### JOB
Your task is to print all of the data word for word.

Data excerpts
= = = =
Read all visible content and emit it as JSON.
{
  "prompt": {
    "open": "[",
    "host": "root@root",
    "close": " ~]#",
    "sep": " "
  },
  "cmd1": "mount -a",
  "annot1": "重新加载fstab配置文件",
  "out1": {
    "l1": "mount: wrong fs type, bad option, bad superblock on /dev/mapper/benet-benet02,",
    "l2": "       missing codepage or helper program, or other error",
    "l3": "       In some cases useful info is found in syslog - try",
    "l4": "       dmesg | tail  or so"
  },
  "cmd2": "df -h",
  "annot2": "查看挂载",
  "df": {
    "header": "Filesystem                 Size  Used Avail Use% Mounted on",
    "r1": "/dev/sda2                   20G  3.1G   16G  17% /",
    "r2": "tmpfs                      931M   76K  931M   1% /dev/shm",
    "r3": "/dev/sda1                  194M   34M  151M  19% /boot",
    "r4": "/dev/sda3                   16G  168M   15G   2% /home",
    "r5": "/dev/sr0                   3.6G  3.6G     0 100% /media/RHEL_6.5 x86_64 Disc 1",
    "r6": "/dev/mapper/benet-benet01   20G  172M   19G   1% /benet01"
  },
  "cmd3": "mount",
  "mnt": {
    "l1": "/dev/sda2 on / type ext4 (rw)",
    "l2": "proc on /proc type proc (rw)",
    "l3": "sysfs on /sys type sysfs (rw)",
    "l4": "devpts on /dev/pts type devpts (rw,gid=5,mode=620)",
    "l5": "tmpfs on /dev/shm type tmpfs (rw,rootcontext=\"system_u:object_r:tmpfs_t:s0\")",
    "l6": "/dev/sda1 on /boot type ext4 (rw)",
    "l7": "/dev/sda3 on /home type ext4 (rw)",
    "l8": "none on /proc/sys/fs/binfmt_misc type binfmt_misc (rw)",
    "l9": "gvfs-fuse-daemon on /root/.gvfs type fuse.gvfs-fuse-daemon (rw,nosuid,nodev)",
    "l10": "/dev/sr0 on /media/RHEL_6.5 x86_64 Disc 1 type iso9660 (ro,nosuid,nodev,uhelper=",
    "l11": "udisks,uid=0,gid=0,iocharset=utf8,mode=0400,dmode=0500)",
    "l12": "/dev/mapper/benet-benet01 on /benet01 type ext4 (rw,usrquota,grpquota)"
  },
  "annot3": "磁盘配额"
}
= = = =
### THE REPLY
Read all visible content and emit it as JSON.
{
  "prompt": {
    "open": "[",
    "host": "root@root",
    "close": " ~]#",
    "sep": " "
  },
  "cmd1": "mount -a",
  "annot1": "重新加载fstab配置文件",
  "out1": {
    "l1": "mount: wrong fs type, bad option, bad superblock on /dev/mapper/benet-benet02,",
    "l2": "       missing codepage or helper program, or other error",
    "l3": "       In some cases useful info is found in syslog - try",
    "l4": "       dmesg | tail  or so"
  },
  "cmd2": "df -h",
  "annot2": "查看挂载",
  "df": {
    "header": "Filesystem                 Size  Used Avail Use% Mounted on",
    "r1": "/dev/sda2                   20G  3.1G   16G  17% /",
    "r2": "tmpfs                      931M   76K  931M   1% /dev/shm",
    "r3": "/dev/sda1                  194M   34M  151M  19% /boot",
    "r4": "/dev/sda3                   16G  168M   15G   2% /home",
    "r5": "/dev/sr0                   3.6G  3.6G     0 100% /media/RHEL_6.5 x86_64 Disc 1",
    "r6": "/dev/mapper/benet-benet01   20G  172M   19G   1% /benet01"
  },
  "cmd3": "mount",
  "mnt": {
    "l1": "/dev/sda2 on / type ext4 (rw)",
    "l2": "proc on /proc type proc (rw)",
    "l3": "sysfs on /sys type sysfs (rw)",
    "l4": "devpts on /dev/pts type devpts (rw,gid=5,mode=620)",
    "l5": "tmpfs on /dev/shm type tmpfs (rw,rootcontext=\"system_u:object_r:tmpfs_t:s0\")",
    "l6": "/dev/sda1 on /boot type ext4 (rw)",
    "l7": "/dev/sda3 on /home type ext4 (rw)",
    "l8": "none on /proc/sys/fs/binfmt_misc type binfmt_misc (rw)",
    "l9": "gvfs-fuse-daemon on /root/.gvfs type fuse.gvfs-fuse-daemon (rw,nosuid,nodev)",
    "l10": "/dev/sr0 on /media/RHEL_6.5 x86_64 Disc 1 type iso9660 (ro,nosuid,nodev,uhelper=",
    "l11": "udisks,uid=0,gid=0,iocharset=utf8,mode=0400,dmode=0500)",
    "l12": "/dev/mapper/benet-benet01 on /benet01 type ext4 (rw,usrquota,grpquota)"
  },
  "annot3": "磁盘配额"
}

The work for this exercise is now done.